### Extracted records
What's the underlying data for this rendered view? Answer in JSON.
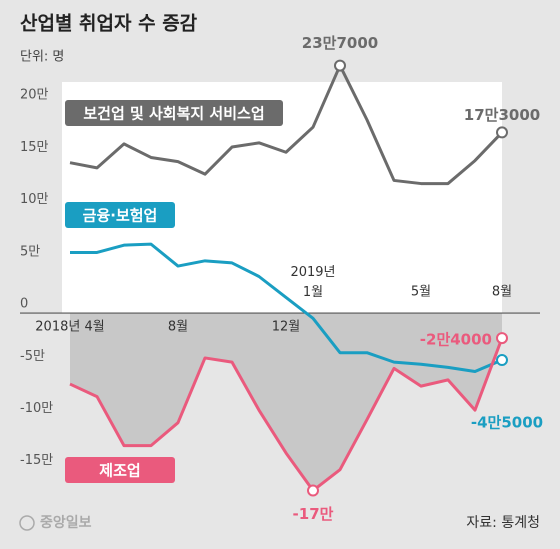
{
  "chart_data": {
    "type": "line",
    "title": "산업별 취업자 수 증감",
    "subtitle": "단위: 명",
    "source": "자료: 통계청",
    "logo": "중앙일보",
    "categories": [
      "2018년 4월",
      null,
      null,
      null,
      "8월",
      null,
      null,
      null,
      "12월",
      "2019년\n1월",
      null,
      null,
      null,
      "5월",
      null,
      null,
      "8월"
    ],
    "ylim": [
      -180000,
      250000
    ],
    "yticks": [
      {
        "value": 200000,
        "label": "20만"
      },
      {
        "value": 150000,
        "label": "15만"
      },
      {
        "value": 100000,
        "label": "10만"
      },
      {
        "value": 50000,
        "label": "5만"
      },
      0,
      {
        "value": -50000,
        "label": "-5만"
      },
      {
        "value": -100000,
        "label": "-10만"
      },
      {
        "value": -150000,
        "label": "-15만"
      }
    ],
    "series": [
      {
        "name": "보건업 및 사회복지 서비스업",
        "color": "#6b6b6b",
        "values": [
          144000,
          139000,
          162000,
          149000,
          145000,
          133000,
          159000,
          163000,
          154000,
          178000,
          237000,
          185000,
          127000,
          124000,
          124000,
          146000,
          173000
        ],
        "value_labels": [
          null,
          null,
          null,
          null,
          null,
          null,
          null,
          null,
          null,
          null,
          "23만7000",
          null,
          null,
          null,
          null,
          null,
          "17만3000"
        ]
      },
      {
        "name": "금융·보험업",
        "color": "#1a9ec2",
        "values": [
          58000,
          58000,
          65000,
          66000,
          45000,
          50000,
          48000,
          35000,
          15000,
          -5000,
          -38000,
          -38000,
          -47000,
          -49000,
          -52000,
          -56000,
          -45000
        ],
        "value_labels": [
          null,
          null,
          null,
          null,
          null,
          null,
          null,
          null,
          null,
          null,
          null,
          null,
          null,
          null,
          null,
          null,
          "-4만5000"
        ]
      },
      {
        "name": "제조업",
        "color": "#ea5a7d",
        "values": [
          -68000,
          -80000,
          -127000,
          -127000,
          -105000,
          -43000,
          -47000,
          -93000,
          -134000,
          -170000,
          -150000,
          -102000,
          -53000,
          -70000,
          -64000,
          -93000,
          -24000
        ],
        "value_labels": [
          null,
          null,
          null,
          null,
          null,
          null,
          null,
          null,
          null,
          "-17만",
          null,
          null,
          null,
          null,
          null,
          null,
          "-2만4000"
        ]
      }
    ]
  }
}
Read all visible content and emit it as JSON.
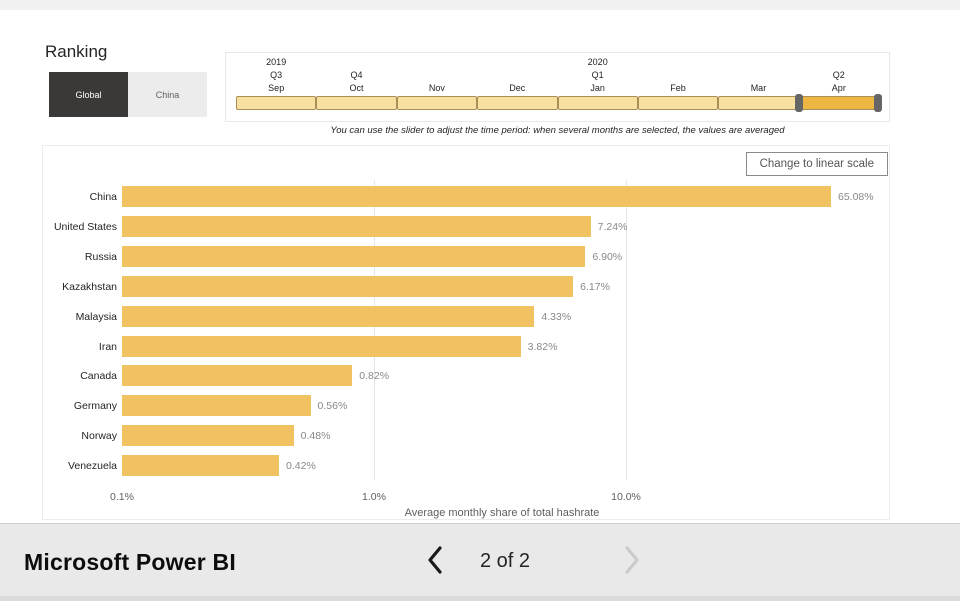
{
  "colors": {
    "bar": "#F1C262",
    "slider_selected": "#EDB542",
    "slider_segment": "#F8E0A0",
    "slider_border": "#A88F55",
    "tab_active_bg": "#3A3938",
    "handle": "#666666"
  },
  "header": {
    "title": "Ranking",
    "tabs": [
      {
        "label": "Global",
        "active": true
      },
      {
        "label": "China",
        "active": false
      }
    ]
  },
  "time_slider": {
    "segments": [
      {
        "month": "Sep",
        "quarter": "Q3",
        "year": "2019",
        "selected": false
      },
      {
        "month": "Oct",
        "quarter": "Q4",
        "selected": false
      },
      {
        "month": "Nov",
        "selected": false
      },
      {
        "month": "Dec",
        "selected": false
      },
      {
        "month": "Jan",
        "quarter": "Q1",
        "year": "2020",
        "selected": false
      },
      {
        "month": "Feb",
        "selected": false
      },
      {
        "month": "Mar",
        "selected": false
      },
      {
        "month": "Apr",
        "quarter": "Q2",
        "selected": true
      }
    ],
    "caption": "You can use the slider to adjust the time period: when several months are selected, the values are averaged"
  },
  "chart_panel": {
    "scale_toggle_label": "Change to linear scale"
  },
  "chart_data": {
    "type": "bar",
    "orientation": "horizontal",
    "x_scale": "log",
    "categories": [
      "China",
      "United States",
      "Russia",
      "Kazakhstan",
      "Malaysia",
      "Iran",
      "Canada",
      "Germany",
      "Norway",
      "Venezuela"
    ],
    "values": [
      65.08,
      7.24,
      6.9,
      6.17,
      4.33,
      3.82,
      0.82,
      0.56,
      0.48,
      0.42
    ],
    "value_labels": [
      "65.08%",
      "7.24%",
      "6.90%",
      "6.17%",
      "4.33%",
      "3.82%",
      "0.82%",
      "0.56%",
      "0.48%",
      "0.42%"
    ],
    "xlabel": "Average monthly share of total hashrate",
    "x_ticks": [
      "0.1%",
      "1.0%",
      "10.0%"
    ],
    "x_tick_values": [
      0.1,
      1,
      10
    ],
    "xlim": [
      0.1,
      100
    ],
    "grid": true,
    "legend": false
  },
  "footer": {
    "brand": "Microsoft Power BI",
    "page_indicator": "2 of 2"
  }
}
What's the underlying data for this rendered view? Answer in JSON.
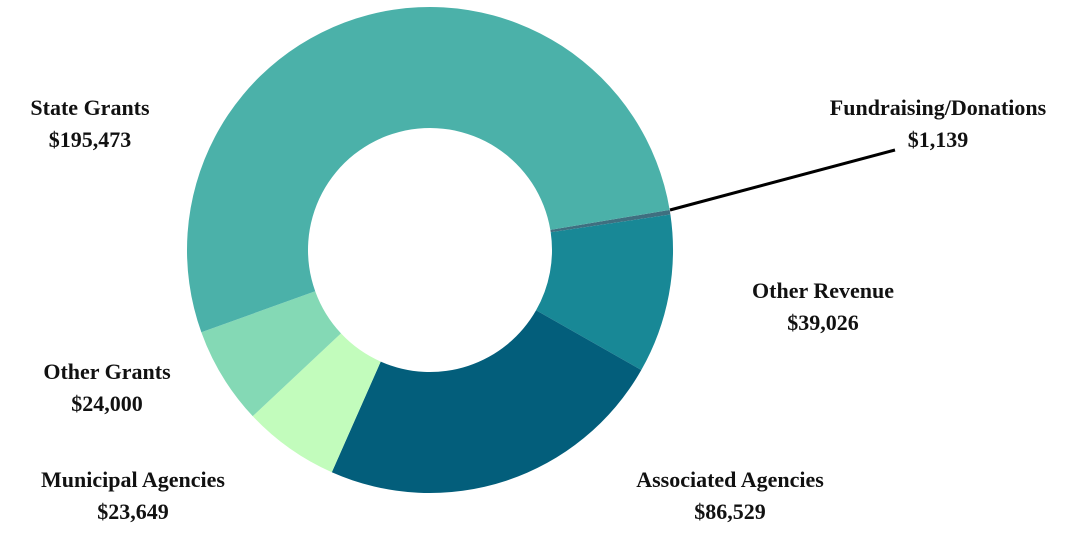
{
  "chart_data": {
    "type": "donut",
    "categories": [
      "Fundraising/Donations",
      "Other Revenue",
      "Associated Agencies",
      "Municipal Agencies",
      "Other Grants",
      "State Grants"
    ],
    "values": [
      1139,
      39026,
      86529,
      23649,
      24000,
      195473
    ],
    "value_labels": [
      "$1,139",
      "$39,026",
      "$86,529",
      "$23,649",
      "$24,000",
      "$195,473"
    ],
    "colors": [
      "#3f6f80",
      "#188896",
      "#035e7b",
      "#c2fcbc",
      "#84d9b5",
      "#4bb1a9"
    ]
  }
}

### Problem to solve
Make a word-for-word copy of the entries, without any pictures.

### Response to this exercise
What's the underlying data for this rendered view? Answer in JSON.
{
  "chart_data": {
    "type": "line",
    "title": "산업별 취업자 수 증감",
    "subtitle": "단위: 명",
    "source": "자료: 통계청",
    "logo": "중앙일보",
    "categories": [
      "2018년 4월",
      null,
      null,
      null,
      "8월",
      null,
      null,
      null,
      "12월",
      "2019년\n1월",
      null,
      null,
      null,
      "5월",
      null,
      null,
      "8월"
    ],
    "ylim": [
      -180000,
      250000
    ],
    "yticks": [
      {
        "value": 200000,
        "label": "20만"
      },
      {
        "value": 150000,
        "label": "15만"
      },
      {
        "value": 100000,
        "label": "10만"
      },
      {
        "value": 50000,
        "label": "5만"
      },
      0,
      {
        "value": -50000,
        "label": "-5만"
      },
      {
        "value": -100000,
        "label": "-10만"
      },
      {
        "value": -150000,
        "label": "-15만"
      }
    ],
    "series": [
      {
        "name": "보건업 및 사회복지 서비스업",
        "color": "#6b6b6b",
        "values": [
          144000,
          139000,
          162000,
          149000,
          145000,
          133000,
          159000,
          163000,
          154000,
          178000,
          237000,
          185000,
          127000,
          124000,
          124000,
          146000,
          173000
        ],
        "value_labels": [
          null,
          null,
          null,
          null,
          null,
          null,
          null,
          null,
          null,
          null,
          "23만7000",
          null,
          null,
          null,
          null,
          null,
          "17만3000"
        ]
      },
      {
        "name": "금융·보험업",
        "color": "#1a9ec2",
        "values": [
          58000,
          58000,
          65000,
          66000,
          45000,
          50000,
          48000,
          35000,
          15000,
          -5000,
          -38000,
          -38000,
          -47000,
          -49000,
          -52000,
          -56000,
          -45000
        ],
        "value_labels": [
          null,
          null,
          null,
          null,
          null,
          null,
          null,
          null,
          null,
          null,
          null,
          null,
          null,
          null,
          null,
          null,
          "-4만5000"
        ]
      },
      {
        "name": "제조업",
        "color": "#ea5a7d",
        "values": [
          -68000,
          -80000,
          -127000,
          -127000,
          -105000,
          -43000,
          -47000,
          -93000,
          -134000,
          -170000,
          -150000,
          -102000,
          -53000,
          -70000,
          -64000,
          -93000,
          -24000
        ],
        "value_labels": [
          null,
          null,
          null,
          null,
          null,
          null,
          null,
          null,
          null,
          "-17만",
          null,
          null,
          null,
          null,
          null,
          null,
          "-2만4000"
        ]
      }
    ]
  }
}
Read all visible content and emit it as JSON.
{
  "colors": {
    "bar": "#F1C262",
    "slider_selected": "#EDB542",
    "slider_segment": "#F8E0A0",
    "slider_border": "#A88F55",
    "tab_active_bg": "#3A3938",
    "handle": "#666666"
  },
  "header": {
    "title": "Ranking",
    "tabs": [
      {
        "label": "Global",
        "active": true
      },
      {
        "label": "China",
        "active": false
      }
    ]
  },
  "time_slider": {
    "segments": [
      {
        "month": "Sep",
        "quarter": "Q3",
        "year": "2019",
        "selected": false
      },
      {
        "month": "Oct",
        "quarter": "Q4",
        "selected": false
      },
      {
        "month": "Nov",
        "selected": false
      },
      {
        "month": "Dec",
        "selected": false
      },
      {
        "month": "Jan",
        "quarter": "Q1",
        "year": "2020",
        "selected": false
      },
      {
        "month": "Feb",
        "selected": false
      },
      {
        "month": "Mar",
        "selected": false
      },
      {
        "month": "Apr",
        "quarter": "Q2",
        "selected": true
      }
    ],
    "caption": "You can use the slider to adjust the time period: when several months are selected, the values are averaged"
  },
  "chart_panel": {
    "scale_toggle_label": "Change to linear scale"
  },
  "chart_data": {
    "type": "bar",
    "orientation": "horizontal",
    "x_scale": "log",
    "categories": [
      "China",
      "United States",
      "Russia",
      "Kazakhstan",
      "Malaysia",
      "Iran",
      "Canada",
      "Germany",
      "Norway",
      "Venezuela"
    ],
    "values": [
      65.08,
      7.24,
      6.9,
      6.17,
      4.33,
      3.82,
      0.82,
      0.56,
      0.48,
      0.42
    ],
    "value_labels": [
      "65.08%",
      "7.24%",
      "6.90%",
      "6.17%",
      "4.33%",
      "3.82%",
      "0.82%",
      "0.56%",
      "0.48%",
      "0.42%"
    ],
    "xlabel": "Average monthly share of total hashrate",
    "x_ticks": [
      "0.1%",
      "1.0%",
      "10.0%"
    ],
    "x_tick_values": [
      0.1,
      1,
      10
    ],
    "xlim": [
      0.1,
      100
    ],
    "grid": true,
    "legend": false
  },
  "footer": {
    "brand": "Microsoft Power BI",
    "page_indicator": "2 of 2"
  }
}
What's the underlying data for this rendered view? Answer in JSON.
{
  "chart_data": {
    "type": "donut",
    "categories": [
      "Fundraising/Donations",
      "Other Revenue",
      "Associated Agencies",
      "Municipal Agencies",
      "Other Grants",
      "State Grants"
    ],
    "values": [
      1139,
      39026,
      86529,
      23649,
      24000,
      195473
    ],
    "value_labels": [
      "$1,139",
      "$39,026",
      "$86,529",
      "$23,649",
      "$24,000",
      "$195,473"
    ],
    "colors": [
      "#3f6f80",
      "#188896",
      "#035e7b",
      "#c2fcbc",
      "#84d9b5",
      "#4bb1a9"
    ]
  }
}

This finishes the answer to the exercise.